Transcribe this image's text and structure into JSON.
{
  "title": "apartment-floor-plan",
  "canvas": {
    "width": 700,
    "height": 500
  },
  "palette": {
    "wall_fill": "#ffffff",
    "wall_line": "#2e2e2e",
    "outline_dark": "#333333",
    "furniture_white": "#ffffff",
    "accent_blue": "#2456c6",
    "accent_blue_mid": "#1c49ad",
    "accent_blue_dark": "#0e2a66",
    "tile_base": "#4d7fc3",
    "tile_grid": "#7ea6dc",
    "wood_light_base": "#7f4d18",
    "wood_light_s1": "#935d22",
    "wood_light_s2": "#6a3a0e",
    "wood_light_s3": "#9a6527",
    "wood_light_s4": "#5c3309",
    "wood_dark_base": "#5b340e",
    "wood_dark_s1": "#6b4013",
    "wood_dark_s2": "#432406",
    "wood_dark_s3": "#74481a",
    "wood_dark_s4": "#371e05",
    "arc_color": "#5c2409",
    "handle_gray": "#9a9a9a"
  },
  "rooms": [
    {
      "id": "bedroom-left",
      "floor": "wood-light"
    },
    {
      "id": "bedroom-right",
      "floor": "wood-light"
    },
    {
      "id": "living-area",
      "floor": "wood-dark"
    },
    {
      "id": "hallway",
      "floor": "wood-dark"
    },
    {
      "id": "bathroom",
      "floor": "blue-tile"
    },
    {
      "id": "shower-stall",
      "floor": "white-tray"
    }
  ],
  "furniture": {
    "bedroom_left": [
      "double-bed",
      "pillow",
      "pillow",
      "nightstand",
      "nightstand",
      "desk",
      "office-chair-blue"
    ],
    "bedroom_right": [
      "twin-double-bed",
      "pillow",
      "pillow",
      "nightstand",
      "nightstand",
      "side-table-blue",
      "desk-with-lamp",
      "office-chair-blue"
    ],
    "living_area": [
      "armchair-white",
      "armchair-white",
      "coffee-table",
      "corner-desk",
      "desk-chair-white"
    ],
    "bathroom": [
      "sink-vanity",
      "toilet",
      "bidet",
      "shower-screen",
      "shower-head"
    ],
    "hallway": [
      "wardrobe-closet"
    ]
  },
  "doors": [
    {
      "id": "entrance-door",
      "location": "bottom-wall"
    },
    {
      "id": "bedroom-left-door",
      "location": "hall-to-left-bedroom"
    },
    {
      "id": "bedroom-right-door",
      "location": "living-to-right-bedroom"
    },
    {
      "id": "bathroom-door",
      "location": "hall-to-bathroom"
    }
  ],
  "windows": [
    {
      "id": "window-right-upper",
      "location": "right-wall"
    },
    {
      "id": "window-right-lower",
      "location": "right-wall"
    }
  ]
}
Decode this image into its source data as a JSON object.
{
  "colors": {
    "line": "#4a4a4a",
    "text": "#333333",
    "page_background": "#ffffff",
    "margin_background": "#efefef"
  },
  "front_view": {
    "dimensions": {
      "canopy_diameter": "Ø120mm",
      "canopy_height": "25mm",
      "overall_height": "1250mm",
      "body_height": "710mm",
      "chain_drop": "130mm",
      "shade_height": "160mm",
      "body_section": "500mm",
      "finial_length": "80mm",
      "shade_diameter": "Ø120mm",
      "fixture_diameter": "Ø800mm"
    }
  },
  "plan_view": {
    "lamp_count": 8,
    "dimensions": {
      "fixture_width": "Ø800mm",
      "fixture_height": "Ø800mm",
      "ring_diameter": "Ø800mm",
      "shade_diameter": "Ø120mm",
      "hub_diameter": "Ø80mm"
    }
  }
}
----
» **Task directions**
Would you quote, exactly and only, the lines from the one containing "Decode this image" to the end of the entries?

» **Output of the exercise**
Decode this image into its source data as a JSON object.
{
  "colors": {
    "line": "#4a4a4a",
    "text": "#333333",
    "page_background": "#ffffff",
    "margin_background": "#efefef"
  },
  "front_view": {
    "dimensions": {
      "canopy_diameter": "Ø120mm",
      "canopy_height": "25mm",
      "overall_height": "1250mm",
      "body_height": "710mm",
      "chain_drop": "130mm",
      "shade_height": "160mm",
      "body_section": "500mm",
      "finial_length": "80mm",
      "shade_diameter": "Ø120mm",
      "fixture_diameter": "Ø800mm"
    }
  },
  "plan_view": {
    "lamp_count": 8,
    "dimensions": {
      "fixture_width": "Ø800mm",
      "fixture_height": "Ø800mm",
      "ring_diameter": "Ø800mm",
      "shade_diameter": "Ø120mm",
      "hub_diameter": "Ø80mm"
    }
  }
}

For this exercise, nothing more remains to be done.